INSTRUCTIONS TO FOLLOW: Which lines contain the string "édition"? Please list every one of them.

--- BEGIN ---

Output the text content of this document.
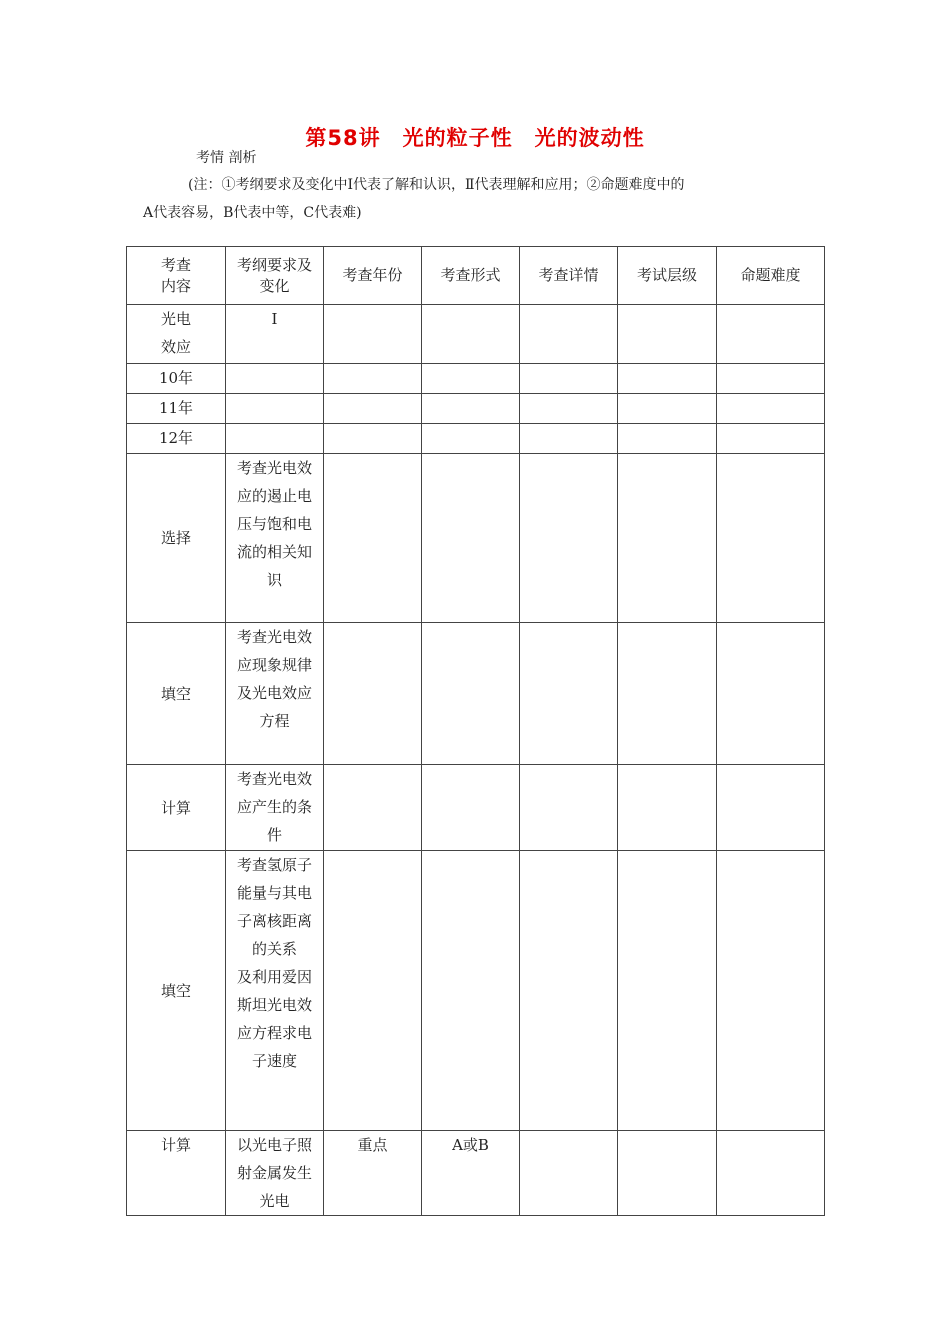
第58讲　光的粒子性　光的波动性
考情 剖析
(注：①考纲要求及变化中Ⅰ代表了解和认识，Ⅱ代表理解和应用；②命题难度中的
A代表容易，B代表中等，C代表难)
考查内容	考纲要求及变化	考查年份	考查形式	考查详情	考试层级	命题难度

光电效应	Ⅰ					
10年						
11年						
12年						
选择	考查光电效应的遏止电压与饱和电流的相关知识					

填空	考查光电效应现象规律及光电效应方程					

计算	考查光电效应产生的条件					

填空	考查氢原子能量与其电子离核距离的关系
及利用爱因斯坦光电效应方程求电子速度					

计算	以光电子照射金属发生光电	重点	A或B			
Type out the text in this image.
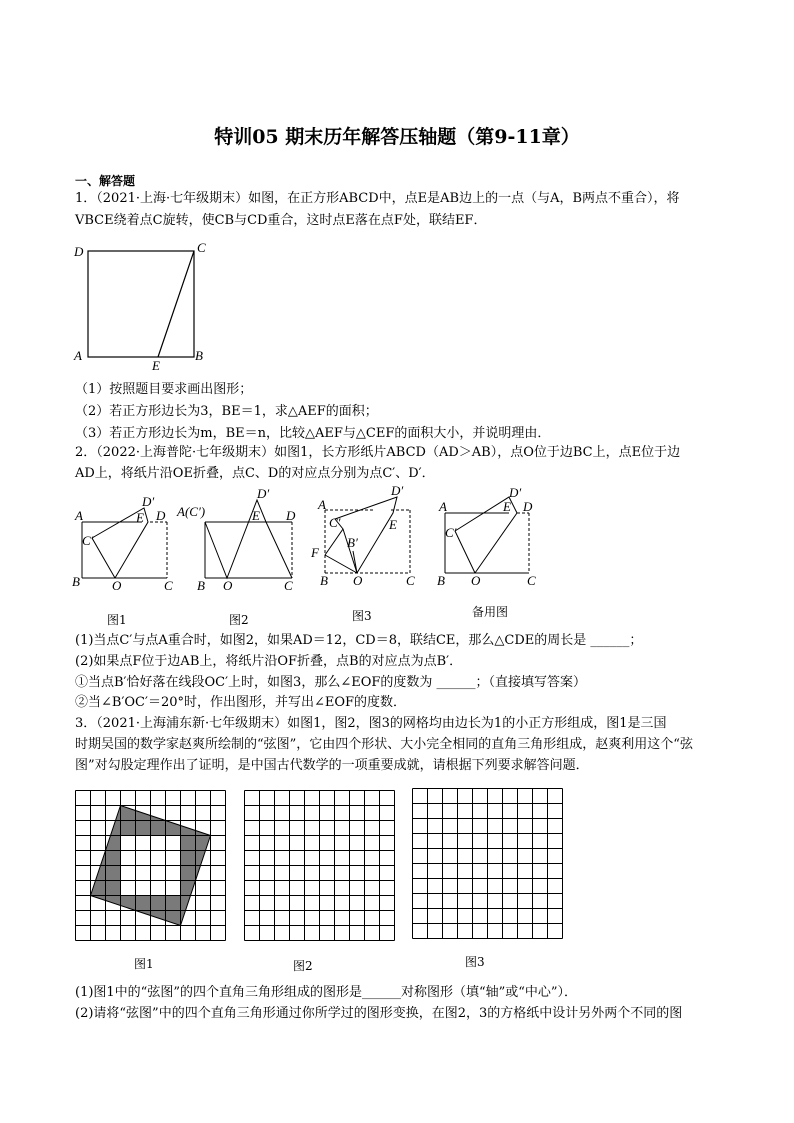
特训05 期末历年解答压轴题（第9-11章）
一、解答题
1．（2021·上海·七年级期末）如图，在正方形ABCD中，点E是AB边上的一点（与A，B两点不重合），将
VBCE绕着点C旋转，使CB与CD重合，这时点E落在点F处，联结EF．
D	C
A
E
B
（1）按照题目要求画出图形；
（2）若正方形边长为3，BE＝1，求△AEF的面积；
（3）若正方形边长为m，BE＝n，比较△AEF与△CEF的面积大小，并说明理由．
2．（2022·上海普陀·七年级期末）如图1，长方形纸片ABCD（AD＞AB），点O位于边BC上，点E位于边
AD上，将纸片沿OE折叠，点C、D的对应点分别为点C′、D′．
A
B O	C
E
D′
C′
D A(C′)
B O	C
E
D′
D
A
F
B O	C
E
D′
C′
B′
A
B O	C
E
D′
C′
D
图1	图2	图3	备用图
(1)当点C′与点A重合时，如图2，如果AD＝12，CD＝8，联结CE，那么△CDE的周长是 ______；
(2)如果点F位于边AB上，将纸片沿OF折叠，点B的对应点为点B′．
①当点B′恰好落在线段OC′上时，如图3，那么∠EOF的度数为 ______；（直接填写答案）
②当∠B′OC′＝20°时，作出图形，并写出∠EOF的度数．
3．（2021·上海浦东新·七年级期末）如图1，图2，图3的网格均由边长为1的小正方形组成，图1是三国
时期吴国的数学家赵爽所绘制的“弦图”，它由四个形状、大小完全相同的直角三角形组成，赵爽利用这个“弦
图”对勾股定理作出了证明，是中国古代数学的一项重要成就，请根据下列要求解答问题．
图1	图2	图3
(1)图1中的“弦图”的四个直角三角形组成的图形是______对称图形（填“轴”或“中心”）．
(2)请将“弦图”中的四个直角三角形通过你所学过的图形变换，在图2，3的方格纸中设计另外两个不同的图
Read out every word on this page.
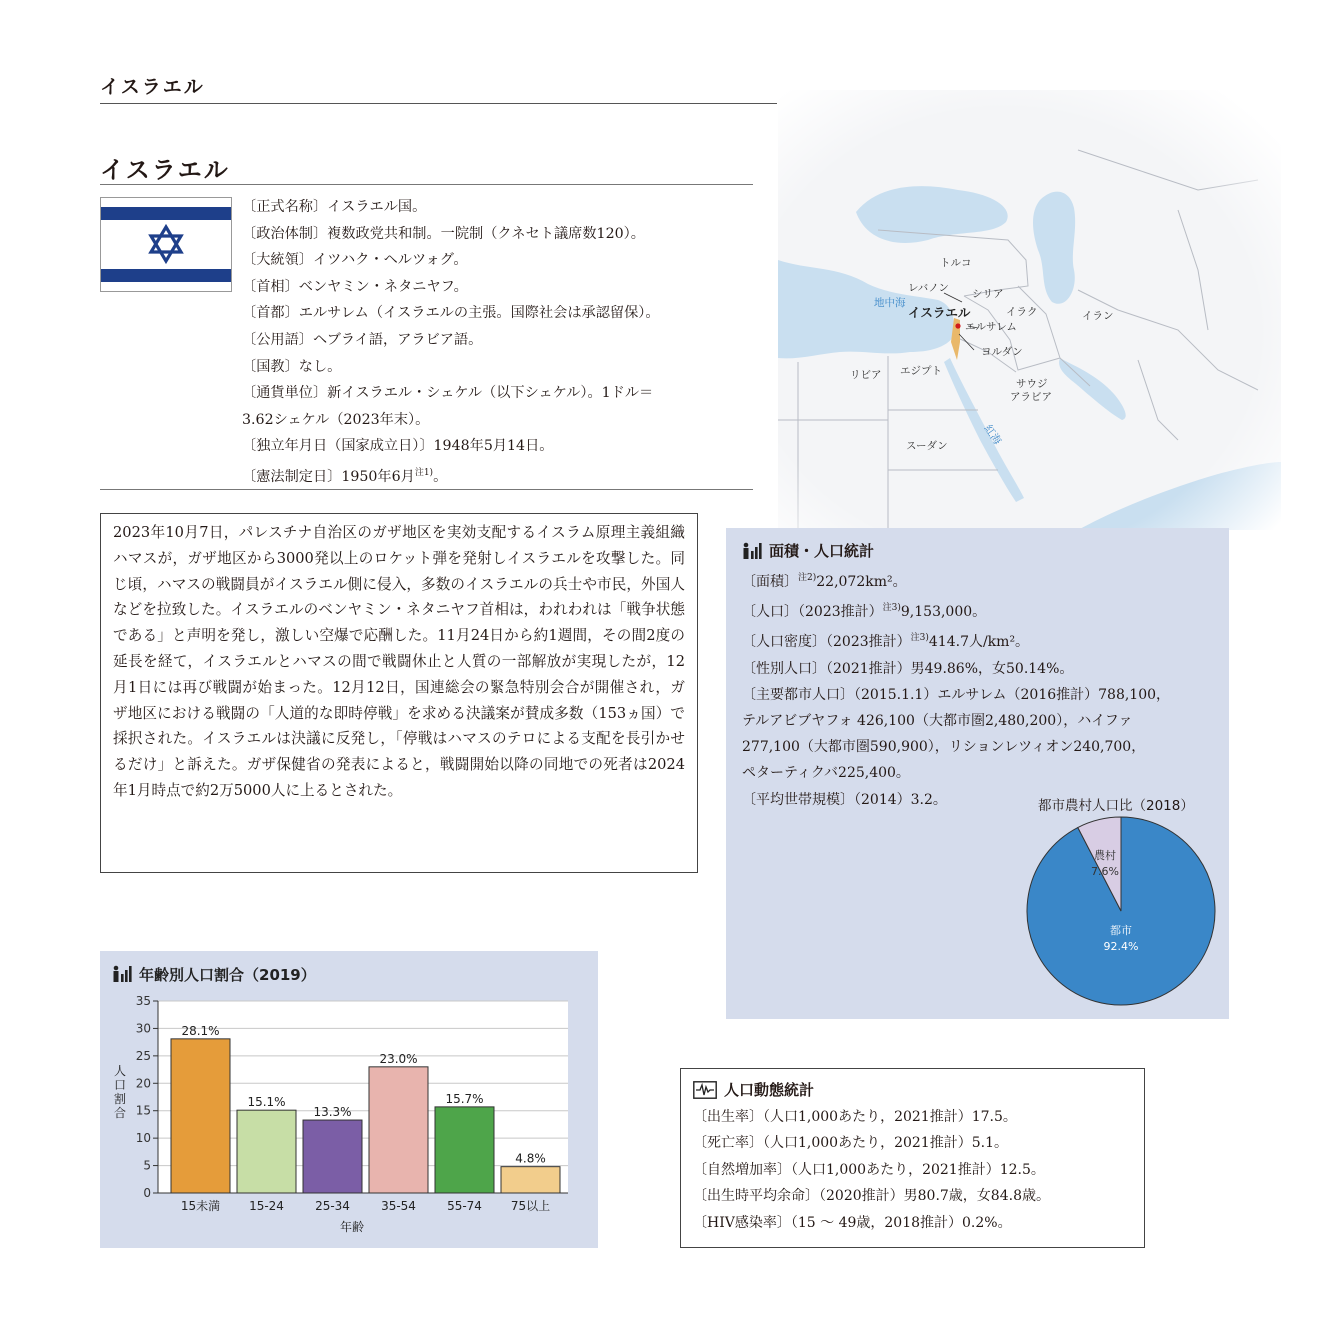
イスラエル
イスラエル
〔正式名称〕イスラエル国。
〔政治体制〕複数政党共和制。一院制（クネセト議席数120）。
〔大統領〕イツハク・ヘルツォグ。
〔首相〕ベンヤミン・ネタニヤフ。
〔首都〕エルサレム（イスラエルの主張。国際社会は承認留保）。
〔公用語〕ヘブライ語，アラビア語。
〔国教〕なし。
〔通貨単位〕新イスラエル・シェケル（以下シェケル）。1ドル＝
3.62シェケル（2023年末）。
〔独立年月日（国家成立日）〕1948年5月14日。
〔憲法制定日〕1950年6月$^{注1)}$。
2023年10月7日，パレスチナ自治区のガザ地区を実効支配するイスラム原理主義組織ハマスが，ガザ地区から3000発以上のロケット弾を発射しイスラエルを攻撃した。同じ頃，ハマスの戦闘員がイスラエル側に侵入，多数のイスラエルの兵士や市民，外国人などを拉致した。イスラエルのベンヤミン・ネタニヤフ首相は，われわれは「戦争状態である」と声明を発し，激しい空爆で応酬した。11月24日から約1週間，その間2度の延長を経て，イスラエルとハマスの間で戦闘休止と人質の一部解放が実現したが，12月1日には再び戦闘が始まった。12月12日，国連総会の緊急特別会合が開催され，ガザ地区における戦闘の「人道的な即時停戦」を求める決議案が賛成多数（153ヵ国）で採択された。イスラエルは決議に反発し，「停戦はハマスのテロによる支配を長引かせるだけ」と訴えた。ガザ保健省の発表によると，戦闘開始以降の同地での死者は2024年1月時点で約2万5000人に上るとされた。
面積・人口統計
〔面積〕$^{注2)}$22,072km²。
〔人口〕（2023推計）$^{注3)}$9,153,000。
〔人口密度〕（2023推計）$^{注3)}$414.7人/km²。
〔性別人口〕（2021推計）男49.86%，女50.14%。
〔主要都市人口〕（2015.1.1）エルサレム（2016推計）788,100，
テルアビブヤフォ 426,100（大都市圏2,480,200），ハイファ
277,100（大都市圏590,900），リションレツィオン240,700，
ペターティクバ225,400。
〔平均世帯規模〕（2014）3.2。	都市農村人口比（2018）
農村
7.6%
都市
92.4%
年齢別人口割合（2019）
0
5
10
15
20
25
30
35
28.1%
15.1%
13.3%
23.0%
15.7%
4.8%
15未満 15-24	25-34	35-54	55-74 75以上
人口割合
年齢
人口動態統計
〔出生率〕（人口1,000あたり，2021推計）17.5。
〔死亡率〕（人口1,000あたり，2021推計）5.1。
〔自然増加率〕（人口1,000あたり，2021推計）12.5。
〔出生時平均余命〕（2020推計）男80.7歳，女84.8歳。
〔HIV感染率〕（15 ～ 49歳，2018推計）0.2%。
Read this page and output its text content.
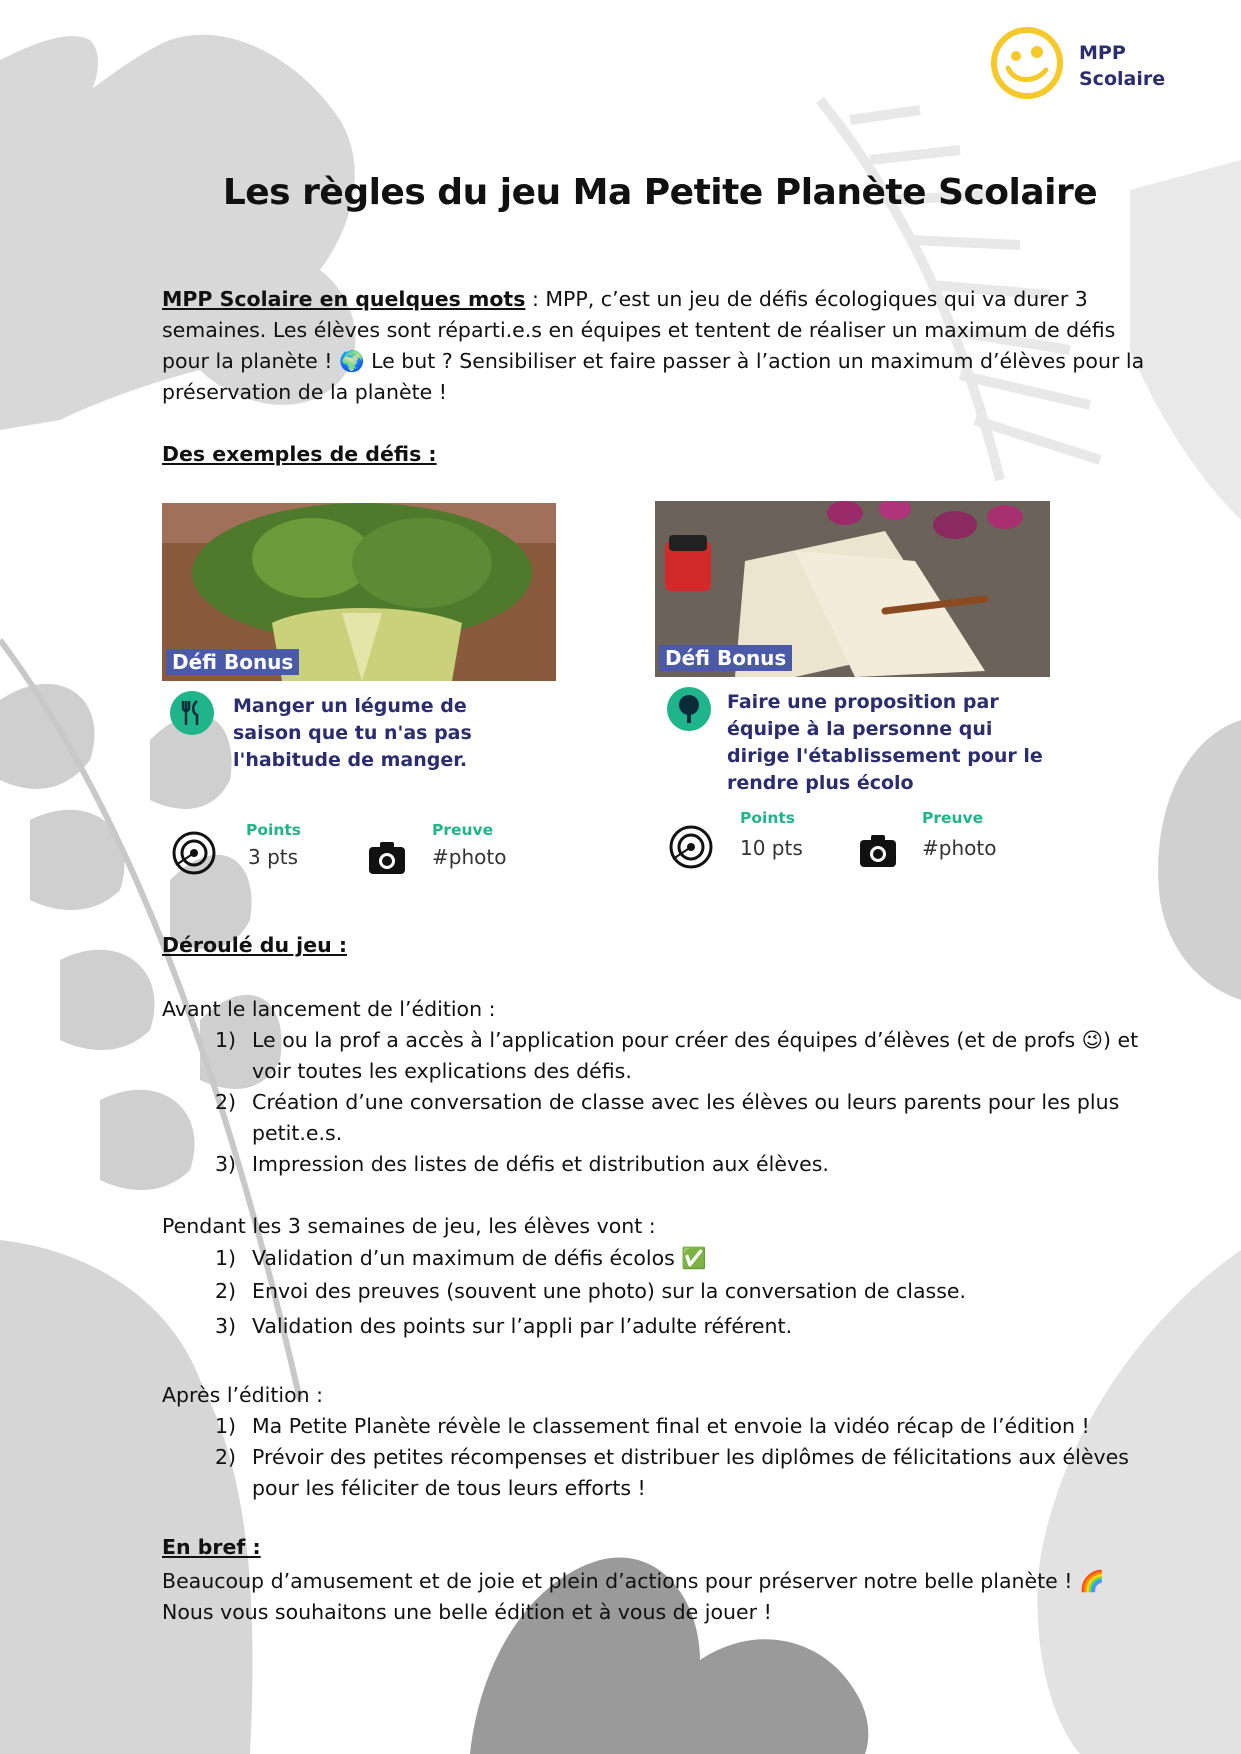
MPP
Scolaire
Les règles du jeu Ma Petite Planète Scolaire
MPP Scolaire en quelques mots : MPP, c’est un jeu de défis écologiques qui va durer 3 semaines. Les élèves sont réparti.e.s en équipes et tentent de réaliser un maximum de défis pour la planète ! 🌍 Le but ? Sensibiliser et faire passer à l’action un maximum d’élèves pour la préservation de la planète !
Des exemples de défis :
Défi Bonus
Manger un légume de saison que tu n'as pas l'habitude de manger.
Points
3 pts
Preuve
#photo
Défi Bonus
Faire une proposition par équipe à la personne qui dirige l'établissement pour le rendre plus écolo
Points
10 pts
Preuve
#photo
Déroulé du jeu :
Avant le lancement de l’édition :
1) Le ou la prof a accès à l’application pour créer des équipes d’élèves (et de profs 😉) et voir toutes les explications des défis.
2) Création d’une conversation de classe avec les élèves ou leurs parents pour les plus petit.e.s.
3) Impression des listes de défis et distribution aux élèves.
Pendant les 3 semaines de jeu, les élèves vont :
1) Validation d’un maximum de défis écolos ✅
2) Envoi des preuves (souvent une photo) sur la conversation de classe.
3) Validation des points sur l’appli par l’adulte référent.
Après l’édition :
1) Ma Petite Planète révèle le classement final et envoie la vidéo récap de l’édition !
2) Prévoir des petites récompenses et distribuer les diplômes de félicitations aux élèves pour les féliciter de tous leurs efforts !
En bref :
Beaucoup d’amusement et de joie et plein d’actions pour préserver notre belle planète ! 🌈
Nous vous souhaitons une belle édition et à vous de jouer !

--- END ---

WRITTEN ANSWER:
Avant le lancement de l’édition :
Après l’édition :
1) Ma Petite Planète révèle le classement final et envoie la vidéo récap de l’édition !
Nous vous souhaitons une belle édition et à vous de jouer !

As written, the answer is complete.